======== RECORDS SHOWN ========

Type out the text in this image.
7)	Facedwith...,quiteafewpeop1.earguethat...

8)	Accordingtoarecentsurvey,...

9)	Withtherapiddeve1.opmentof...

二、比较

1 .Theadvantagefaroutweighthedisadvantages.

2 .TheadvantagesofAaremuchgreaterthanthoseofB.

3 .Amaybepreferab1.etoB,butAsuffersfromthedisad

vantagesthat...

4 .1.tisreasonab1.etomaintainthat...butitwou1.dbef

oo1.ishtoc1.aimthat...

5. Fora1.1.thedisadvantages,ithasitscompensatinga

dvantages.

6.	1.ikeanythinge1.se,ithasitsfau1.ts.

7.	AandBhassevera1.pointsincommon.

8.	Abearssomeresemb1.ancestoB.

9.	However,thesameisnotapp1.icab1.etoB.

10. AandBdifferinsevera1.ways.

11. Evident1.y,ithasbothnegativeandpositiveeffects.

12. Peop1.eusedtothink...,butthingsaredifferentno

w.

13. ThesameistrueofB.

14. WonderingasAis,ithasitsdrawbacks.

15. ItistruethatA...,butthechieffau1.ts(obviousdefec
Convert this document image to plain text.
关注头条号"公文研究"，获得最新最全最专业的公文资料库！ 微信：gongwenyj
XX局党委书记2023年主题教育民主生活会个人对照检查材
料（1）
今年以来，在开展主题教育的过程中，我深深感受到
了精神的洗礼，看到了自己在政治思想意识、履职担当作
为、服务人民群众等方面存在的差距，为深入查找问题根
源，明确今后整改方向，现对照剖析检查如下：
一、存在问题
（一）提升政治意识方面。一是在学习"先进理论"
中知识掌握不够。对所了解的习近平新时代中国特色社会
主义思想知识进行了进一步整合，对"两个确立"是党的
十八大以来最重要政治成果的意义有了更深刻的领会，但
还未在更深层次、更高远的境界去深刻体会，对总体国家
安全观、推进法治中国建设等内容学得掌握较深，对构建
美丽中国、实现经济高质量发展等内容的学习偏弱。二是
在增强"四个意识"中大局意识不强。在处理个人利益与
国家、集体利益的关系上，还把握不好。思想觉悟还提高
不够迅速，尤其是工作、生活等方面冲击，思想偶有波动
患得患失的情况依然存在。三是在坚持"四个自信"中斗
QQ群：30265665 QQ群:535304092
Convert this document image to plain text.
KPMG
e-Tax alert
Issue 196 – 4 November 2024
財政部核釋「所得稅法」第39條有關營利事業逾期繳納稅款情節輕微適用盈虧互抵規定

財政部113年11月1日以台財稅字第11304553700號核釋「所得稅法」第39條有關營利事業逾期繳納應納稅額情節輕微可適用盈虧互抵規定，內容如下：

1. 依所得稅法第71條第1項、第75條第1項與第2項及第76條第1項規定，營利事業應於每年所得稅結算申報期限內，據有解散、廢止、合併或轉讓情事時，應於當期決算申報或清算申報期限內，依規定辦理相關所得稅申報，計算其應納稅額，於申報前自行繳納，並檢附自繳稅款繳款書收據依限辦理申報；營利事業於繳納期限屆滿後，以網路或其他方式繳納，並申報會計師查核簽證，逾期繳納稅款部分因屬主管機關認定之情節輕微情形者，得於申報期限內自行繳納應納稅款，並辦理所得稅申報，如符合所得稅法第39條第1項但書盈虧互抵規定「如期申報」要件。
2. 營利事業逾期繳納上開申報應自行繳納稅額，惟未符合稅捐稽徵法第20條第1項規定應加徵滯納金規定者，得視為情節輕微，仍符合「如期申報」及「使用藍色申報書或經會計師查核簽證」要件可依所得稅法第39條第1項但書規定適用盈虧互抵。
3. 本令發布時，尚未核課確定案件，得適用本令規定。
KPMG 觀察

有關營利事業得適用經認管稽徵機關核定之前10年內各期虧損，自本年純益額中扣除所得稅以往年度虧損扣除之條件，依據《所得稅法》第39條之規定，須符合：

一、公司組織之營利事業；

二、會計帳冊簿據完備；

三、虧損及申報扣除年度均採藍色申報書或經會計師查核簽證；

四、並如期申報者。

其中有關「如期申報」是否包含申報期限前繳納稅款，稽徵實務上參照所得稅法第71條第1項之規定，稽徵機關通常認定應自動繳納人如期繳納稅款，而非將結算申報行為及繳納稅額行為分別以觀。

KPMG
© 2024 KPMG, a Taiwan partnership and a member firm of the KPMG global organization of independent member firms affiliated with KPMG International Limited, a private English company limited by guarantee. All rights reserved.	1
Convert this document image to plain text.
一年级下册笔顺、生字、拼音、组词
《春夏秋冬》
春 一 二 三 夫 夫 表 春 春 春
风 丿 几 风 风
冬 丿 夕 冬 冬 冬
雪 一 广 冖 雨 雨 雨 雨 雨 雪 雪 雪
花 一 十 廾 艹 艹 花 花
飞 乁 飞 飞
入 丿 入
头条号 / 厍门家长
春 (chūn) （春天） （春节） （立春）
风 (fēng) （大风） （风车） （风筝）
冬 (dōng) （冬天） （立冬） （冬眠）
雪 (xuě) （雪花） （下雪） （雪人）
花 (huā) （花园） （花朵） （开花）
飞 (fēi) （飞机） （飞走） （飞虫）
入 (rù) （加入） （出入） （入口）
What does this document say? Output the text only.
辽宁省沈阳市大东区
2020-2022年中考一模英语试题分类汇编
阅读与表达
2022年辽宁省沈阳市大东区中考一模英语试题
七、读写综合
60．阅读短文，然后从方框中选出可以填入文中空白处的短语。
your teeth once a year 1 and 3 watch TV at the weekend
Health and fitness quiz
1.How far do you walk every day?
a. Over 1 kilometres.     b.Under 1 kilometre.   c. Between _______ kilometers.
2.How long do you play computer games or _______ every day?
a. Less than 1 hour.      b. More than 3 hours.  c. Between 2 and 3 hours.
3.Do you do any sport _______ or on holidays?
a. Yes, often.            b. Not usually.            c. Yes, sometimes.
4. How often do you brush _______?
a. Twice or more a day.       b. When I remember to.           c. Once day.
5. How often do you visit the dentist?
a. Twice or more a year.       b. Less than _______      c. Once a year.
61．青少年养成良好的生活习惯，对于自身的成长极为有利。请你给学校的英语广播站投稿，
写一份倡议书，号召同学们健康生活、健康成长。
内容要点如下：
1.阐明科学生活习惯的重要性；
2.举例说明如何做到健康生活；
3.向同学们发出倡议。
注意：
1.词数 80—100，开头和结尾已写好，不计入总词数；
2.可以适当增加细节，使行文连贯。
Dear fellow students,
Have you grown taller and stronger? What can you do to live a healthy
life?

========

- **GOAL**:
Copy every line in the entries above that has the string "often" in it.

- **PROBLEM SOLUTION**:
a. Yes, often.            b. Not usually.            c. Yes, sometimes.
4. How often do you brush _______?
5. How often do you visit the dentist?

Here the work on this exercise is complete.